● Stated task
Return every entry exactly.

● Stored rows
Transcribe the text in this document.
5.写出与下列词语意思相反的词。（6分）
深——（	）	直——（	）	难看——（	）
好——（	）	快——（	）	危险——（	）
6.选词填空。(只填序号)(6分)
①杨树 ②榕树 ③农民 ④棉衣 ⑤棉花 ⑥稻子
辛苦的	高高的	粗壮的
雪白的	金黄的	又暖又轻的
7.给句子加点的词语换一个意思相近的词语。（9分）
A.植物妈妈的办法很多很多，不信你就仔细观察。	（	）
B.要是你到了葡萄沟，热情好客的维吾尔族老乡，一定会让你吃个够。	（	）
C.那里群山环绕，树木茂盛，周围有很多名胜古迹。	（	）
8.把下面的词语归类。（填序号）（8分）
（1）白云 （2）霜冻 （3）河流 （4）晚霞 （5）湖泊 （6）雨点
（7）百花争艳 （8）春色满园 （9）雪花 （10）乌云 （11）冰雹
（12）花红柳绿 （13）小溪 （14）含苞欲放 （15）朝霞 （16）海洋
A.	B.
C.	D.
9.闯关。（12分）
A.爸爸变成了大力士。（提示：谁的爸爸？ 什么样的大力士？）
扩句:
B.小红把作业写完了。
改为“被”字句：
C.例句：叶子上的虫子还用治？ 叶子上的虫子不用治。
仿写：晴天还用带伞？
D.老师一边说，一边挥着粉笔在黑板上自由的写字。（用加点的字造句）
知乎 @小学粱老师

● Exercise answer
Transcribe the text in this document.
5.写出与下列词语意思相反的词。（6分）
深——（	）	直——（	）	难看——（	）
好——（	）	快——（	）	危险——（	）
6.选词填空。(只填序号)(6分)
①杨树 ②榕树 ③农民 ④棉衣 ⑤棉花 ⑥稻子
辛苦的	高高的	粗壮的
雪白的	金黄的	又暖又轻的
7.给句子加点的词语换一个意思相近的词语。（9分）
A.植物妈妈的办法很多很多，不信你就仔细观察。	（	）
B.要是你到了葡萄沟，热情好客的维吾尔族老乡，一定会让你吃个够。	（	）
C.那里群山环绕，树木茂盛，周围有很多名胜古迹。	（	）
8.把下面的词语归类。（填序号）（8分）
（1）白云 （2）霜冻 （3）河流 （4）晚霞 （5）湖泊 （6）雨点
（7）百花争艳 （8）春色满园 （9）雪花 （10）乌云 （11）冰雹
（12）花红柳绿 （13）小溪 （14）含苞欲放 （15）朝霞 （16）海洋
A.	B.
C.	D.
9.闯关。（12分）
A.爸爸变成了大力士。（提示：谁的爸爸？ 什么样的大力士？）
扩句:
B.小红把作业写完了。
改为“被”字句：
C.例句：叶子上的虫子还用治？ 叶子上的虫子不用治。
仿写：晴天还用带伞？
D.老师一边说，一边挥着粉笔在黑板上自由的写字。（用加点的字造句）
知乎 @小学粱老师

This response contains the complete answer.